*GOAL OF THE EXERCISE*
Using the records below, count the lines with "javac" in them. Give the number only.

Extracted data entries

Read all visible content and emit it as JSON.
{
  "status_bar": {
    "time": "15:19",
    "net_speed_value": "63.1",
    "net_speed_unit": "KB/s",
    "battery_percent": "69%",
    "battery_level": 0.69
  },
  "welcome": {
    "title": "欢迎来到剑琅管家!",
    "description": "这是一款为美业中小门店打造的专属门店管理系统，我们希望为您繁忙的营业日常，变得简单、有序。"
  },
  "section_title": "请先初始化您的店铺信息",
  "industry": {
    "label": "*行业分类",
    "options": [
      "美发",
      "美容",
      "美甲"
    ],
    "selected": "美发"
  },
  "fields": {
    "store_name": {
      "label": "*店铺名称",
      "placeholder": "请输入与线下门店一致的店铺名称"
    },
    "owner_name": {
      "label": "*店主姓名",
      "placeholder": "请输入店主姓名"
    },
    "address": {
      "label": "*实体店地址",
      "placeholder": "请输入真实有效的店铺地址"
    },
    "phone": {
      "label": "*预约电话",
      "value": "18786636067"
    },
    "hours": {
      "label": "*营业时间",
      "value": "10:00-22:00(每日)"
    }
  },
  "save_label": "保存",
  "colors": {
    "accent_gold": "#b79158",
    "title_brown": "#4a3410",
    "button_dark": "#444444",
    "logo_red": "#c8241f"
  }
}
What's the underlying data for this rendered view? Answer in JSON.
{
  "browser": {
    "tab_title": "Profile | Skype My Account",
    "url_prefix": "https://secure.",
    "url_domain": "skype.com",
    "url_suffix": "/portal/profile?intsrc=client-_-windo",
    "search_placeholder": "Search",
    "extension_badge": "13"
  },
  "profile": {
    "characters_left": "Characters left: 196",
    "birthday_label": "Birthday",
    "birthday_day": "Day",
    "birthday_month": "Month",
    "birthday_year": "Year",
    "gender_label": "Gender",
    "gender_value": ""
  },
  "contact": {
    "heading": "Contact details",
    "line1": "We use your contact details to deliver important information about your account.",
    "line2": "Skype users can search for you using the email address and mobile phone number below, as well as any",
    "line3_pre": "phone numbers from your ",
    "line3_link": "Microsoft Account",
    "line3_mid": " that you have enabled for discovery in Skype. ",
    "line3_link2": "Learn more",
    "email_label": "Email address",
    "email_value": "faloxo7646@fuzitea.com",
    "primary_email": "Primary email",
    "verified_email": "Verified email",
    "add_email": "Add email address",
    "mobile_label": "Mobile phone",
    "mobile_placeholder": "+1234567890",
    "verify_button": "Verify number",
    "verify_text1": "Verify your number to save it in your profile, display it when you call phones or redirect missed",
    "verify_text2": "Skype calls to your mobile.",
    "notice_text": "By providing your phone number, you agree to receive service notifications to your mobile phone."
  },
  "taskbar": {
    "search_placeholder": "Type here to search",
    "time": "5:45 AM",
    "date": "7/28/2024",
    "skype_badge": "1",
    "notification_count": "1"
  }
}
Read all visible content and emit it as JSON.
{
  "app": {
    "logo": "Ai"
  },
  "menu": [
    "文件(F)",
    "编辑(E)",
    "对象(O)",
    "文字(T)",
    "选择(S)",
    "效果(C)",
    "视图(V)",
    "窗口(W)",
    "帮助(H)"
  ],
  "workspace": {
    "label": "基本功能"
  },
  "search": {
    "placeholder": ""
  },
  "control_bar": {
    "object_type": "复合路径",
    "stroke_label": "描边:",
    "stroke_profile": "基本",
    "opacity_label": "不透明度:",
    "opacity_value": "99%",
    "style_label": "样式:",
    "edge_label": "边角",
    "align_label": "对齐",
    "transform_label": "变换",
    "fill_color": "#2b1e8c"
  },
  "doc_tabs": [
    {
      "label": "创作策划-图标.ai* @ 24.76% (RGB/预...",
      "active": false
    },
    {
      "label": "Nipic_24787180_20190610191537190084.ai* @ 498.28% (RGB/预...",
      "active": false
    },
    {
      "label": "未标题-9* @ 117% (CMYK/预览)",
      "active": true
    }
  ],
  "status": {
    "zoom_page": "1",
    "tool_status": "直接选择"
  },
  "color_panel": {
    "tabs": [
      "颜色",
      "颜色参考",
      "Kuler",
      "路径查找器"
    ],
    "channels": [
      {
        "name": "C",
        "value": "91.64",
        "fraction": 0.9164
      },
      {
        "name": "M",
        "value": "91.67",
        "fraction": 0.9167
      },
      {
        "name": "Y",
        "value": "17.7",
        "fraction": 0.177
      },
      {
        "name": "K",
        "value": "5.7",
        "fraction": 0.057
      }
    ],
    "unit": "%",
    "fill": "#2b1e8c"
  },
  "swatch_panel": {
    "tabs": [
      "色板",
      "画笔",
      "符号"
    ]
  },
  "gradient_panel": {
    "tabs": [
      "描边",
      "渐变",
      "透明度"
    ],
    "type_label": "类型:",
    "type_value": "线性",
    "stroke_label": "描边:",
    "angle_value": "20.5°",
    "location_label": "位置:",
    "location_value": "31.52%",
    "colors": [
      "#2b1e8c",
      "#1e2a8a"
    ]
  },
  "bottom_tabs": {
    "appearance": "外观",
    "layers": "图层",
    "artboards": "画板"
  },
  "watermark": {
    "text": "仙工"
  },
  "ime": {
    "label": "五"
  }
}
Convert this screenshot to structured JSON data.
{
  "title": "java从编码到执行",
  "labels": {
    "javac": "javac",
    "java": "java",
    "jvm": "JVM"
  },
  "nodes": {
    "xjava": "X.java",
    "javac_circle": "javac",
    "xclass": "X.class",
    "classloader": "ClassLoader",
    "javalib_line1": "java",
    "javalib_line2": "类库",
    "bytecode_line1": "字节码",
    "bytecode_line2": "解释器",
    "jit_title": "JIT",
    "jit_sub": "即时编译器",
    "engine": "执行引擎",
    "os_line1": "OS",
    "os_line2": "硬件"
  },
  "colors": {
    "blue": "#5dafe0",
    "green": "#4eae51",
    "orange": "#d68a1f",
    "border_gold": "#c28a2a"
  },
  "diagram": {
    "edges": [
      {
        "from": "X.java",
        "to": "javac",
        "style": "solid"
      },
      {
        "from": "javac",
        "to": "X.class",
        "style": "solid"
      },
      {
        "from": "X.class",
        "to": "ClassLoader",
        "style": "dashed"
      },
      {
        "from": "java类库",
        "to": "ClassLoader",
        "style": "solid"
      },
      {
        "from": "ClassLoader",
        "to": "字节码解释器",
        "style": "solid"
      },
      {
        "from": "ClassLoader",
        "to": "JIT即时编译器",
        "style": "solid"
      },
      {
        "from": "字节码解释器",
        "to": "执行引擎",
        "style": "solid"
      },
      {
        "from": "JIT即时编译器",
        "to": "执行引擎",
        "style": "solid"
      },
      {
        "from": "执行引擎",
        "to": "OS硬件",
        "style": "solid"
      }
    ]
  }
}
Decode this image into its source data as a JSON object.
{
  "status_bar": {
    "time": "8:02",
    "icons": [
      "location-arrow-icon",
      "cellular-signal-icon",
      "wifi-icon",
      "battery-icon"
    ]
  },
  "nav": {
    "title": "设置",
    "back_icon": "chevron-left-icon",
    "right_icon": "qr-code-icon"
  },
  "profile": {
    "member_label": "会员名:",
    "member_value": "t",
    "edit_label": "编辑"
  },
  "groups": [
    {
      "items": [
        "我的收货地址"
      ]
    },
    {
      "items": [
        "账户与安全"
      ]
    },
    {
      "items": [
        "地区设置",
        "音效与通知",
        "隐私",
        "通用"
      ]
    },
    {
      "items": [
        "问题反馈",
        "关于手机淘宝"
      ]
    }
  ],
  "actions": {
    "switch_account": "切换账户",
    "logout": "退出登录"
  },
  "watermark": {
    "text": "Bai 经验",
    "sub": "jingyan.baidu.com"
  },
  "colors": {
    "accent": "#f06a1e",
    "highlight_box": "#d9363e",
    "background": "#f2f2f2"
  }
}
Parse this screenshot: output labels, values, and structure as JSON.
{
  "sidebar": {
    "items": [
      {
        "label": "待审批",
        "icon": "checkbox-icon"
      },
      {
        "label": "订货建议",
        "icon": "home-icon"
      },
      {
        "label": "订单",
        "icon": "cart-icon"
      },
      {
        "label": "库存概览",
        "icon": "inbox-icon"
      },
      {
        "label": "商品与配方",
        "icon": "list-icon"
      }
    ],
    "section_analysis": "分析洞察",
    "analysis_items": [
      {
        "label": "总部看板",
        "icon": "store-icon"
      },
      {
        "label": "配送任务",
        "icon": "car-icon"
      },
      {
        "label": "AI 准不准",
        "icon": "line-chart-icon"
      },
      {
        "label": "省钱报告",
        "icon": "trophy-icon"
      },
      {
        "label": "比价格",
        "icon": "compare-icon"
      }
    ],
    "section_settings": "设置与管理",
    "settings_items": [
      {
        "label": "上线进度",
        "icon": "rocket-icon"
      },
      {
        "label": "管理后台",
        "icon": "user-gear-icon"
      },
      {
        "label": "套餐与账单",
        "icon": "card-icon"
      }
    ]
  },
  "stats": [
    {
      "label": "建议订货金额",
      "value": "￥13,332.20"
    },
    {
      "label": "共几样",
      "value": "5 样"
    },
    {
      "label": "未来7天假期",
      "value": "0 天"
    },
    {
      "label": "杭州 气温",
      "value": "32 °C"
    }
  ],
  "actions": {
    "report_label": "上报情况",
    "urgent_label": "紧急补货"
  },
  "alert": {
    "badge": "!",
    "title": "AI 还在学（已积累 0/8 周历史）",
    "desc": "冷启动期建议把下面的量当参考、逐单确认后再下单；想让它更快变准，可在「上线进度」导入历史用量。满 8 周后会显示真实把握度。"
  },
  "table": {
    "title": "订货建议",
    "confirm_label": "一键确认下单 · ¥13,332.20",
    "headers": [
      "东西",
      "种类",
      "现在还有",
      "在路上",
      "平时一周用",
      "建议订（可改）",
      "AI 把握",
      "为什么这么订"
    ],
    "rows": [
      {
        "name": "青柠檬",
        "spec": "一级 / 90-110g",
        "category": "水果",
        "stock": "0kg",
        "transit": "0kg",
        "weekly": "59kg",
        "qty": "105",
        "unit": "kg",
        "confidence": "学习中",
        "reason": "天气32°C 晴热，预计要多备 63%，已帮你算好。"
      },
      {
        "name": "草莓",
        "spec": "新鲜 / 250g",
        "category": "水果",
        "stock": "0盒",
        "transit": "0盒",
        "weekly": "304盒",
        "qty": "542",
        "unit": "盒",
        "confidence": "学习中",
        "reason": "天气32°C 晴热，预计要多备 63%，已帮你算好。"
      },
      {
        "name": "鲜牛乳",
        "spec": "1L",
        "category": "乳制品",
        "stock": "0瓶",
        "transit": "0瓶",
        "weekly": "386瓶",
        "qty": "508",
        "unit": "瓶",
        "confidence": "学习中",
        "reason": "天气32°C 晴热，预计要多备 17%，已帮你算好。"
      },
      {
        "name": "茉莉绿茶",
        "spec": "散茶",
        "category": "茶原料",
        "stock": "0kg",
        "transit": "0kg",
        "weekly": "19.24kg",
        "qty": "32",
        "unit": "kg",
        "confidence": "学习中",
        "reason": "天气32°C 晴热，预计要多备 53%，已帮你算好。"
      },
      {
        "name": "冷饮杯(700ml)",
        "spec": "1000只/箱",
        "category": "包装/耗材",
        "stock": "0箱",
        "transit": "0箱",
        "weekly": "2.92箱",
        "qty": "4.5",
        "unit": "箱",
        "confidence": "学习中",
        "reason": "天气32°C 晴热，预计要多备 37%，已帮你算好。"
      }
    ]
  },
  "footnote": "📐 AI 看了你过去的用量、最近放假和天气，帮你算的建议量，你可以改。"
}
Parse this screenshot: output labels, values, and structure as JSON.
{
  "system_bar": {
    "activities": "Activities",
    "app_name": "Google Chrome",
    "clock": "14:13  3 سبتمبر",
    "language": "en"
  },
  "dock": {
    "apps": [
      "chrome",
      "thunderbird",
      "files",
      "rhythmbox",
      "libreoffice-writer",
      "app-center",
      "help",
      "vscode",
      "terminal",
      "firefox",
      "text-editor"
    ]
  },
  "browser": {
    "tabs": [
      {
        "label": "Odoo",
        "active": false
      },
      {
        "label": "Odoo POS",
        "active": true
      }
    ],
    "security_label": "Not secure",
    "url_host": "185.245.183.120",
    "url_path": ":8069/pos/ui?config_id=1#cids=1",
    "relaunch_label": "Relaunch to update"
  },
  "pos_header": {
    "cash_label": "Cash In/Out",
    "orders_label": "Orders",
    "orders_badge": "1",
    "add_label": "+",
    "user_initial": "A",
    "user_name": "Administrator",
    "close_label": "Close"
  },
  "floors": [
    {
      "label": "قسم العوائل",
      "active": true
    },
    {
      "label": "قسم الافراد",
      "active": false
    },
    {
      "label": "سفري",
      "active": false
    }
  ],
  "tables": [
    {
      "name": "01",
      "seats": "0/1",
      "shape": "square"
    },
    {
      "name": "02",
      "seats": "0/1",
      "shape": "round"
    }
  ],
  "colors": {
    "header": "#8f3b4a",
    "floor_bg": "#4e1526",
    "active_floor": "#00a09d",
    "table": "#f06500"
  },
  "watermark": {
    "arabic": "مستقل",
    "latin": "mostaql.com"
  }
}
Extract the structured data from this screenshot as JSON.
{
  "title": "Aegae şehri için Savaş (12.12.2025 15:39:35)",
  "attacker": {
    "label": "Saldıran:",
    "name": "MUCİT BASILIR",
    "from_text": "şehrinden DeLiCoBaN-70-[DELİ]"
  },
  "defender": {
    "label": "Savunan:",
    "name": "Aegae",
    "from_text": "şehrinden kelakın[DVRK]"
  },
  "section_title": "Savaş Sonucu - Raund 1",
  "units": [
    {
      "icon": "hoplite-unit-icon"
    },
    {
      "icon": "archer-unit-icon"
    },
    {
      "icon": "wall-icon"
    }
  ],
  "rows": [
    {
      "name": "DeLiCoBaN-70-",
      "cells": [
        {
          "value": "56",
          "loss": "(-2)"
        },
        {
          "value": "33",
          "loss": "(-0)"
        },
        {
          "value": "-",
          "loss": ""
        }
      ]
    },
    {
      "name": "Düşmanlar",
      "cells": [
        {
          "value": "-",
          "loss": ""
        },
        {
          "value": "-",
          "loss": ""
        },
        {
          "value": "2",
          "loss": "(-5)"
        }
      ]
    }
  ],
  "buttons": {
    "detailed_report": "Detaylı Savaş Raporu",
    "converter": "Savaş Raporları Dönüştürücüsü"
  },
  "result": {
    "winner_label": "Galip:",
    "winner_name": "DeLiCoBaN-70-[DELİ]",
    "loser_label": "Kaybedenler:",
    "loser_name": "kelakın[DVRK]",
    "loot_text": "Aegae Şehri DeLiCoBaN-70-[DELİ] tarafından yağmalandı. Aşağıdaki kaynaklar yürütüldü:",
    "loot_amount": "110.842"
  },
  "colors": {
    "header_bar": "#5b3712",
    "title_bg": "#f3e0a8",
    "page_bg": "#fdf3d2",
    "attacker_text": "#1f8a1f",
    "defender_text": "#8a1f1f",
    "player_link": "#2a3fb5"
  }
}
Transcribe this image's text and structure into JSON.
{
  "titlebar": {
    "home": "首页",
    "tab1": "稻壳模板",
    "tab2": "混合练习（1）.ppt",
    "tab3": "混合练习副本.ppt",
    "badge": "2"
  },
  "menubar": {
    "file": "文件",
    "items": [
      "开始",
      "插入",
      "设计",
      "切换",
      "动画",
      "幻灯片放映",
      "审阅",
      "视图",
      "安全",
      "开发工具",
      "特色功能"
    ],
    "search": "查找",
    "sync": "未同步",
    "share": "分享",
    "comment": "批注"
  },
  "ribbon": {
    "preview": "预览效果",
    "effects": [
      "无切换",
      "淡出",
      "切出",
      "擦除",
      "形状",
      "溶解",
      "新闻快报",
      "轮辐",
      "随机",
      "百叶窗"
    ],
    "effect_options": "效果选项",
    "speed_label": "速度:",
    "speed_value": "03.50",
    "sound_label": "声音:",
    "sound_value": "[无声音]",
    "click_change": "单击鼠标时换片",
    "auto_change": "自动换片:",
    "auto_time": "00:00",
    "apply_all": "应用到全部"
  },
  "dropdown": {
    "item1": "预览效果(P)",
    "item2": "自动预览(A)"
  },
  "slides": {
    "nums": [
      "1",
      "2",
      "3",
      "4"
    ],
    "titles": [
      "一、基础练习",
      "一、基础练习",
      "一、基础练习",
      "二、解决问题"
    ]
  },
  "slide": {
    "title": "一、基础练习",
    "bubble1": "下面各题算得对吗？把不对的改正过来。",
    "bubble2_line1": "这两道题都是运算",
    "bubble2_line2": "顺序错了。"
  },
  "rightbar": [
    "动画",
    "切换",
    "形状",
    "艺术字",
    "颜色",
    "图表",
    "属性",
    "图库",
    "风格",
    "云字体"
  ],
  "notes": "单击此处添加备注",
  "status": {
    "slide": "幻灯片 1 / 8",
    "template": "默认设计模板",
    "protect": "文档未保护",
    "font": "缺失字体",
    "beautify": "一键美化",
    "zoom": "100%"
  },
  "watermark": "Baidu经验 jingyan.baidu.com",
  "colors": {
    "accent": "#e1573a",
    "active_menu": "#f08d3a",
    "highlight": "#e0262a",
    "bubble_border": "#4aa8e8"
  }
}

*ANSWER TO THE TASK*
4